WHAT IS REQUIRED = Find the word "Application" in the listing; pull out each line holding it.

--

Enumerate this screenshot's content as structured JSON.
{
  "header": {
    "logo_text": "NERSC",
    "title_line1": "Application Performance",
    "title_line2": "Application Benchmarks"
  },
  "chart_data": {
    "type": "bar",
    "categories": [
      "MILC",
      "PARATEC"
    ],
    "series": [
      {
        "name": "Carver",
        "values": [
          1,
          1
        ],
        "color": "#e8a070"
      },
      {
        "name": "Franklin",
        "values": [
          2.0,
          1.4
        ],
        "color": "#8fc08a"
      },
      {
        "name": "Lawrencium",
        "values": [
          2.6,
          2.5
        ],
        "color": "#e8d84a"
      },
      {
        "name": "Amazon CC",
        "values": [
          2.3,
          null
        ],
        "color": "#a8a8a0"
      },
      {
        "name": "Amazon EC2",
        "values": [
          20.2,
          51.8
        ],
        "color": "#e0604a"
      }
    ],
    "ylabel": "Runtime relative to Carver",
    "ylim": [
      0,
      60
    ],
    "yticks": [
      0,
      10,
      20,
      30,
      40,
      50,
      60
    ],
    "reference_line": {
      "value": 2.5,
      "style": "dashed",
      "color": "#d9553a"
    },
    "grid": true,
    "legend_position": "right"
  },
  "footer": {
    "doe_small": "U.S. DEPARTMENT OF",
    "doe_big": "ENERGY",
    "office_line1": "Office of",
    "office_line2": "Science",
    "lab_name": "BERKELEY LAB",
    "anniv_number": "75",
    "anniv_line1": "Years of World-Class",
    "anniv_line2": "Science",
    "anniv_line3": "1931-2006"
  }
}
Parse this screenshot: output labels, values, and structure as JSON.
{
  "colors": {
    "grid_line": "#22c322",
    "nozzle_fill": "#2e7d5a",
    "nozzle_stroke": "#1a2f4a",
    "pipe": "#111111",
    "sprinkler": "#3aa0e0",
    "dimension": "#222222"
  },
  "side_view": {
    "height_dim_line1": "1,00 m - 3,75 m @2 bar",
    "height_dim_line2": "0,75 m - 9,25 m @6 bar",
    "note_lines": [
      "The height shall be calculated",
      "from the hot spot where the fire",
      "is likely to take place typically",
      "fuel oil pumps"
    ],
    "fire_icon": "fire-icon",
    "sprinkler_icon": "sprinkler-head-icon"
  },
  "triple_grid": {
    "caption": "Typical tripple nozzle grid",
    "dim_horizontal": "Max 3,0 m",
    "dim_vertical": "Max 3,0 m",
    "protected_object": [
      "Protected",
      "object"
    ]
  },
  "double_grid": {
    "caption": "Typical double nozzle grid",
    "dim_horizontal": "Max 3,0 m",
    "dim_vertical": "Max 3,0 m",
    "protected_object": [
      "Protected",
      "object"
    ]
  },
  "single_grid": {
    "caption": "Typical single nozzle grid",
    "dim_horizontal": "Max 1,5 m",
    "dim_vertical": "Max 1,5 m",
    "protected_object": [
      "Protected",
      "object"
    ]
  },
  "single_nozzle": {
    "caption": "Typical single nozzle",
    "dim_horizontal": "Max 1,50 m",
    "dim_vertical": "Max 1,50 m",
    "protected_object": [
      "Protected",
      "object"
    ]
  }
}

--

IN RESPONSE =
    "title_line1": "Application Performance",
    "title_line2": "Application Benchmarks"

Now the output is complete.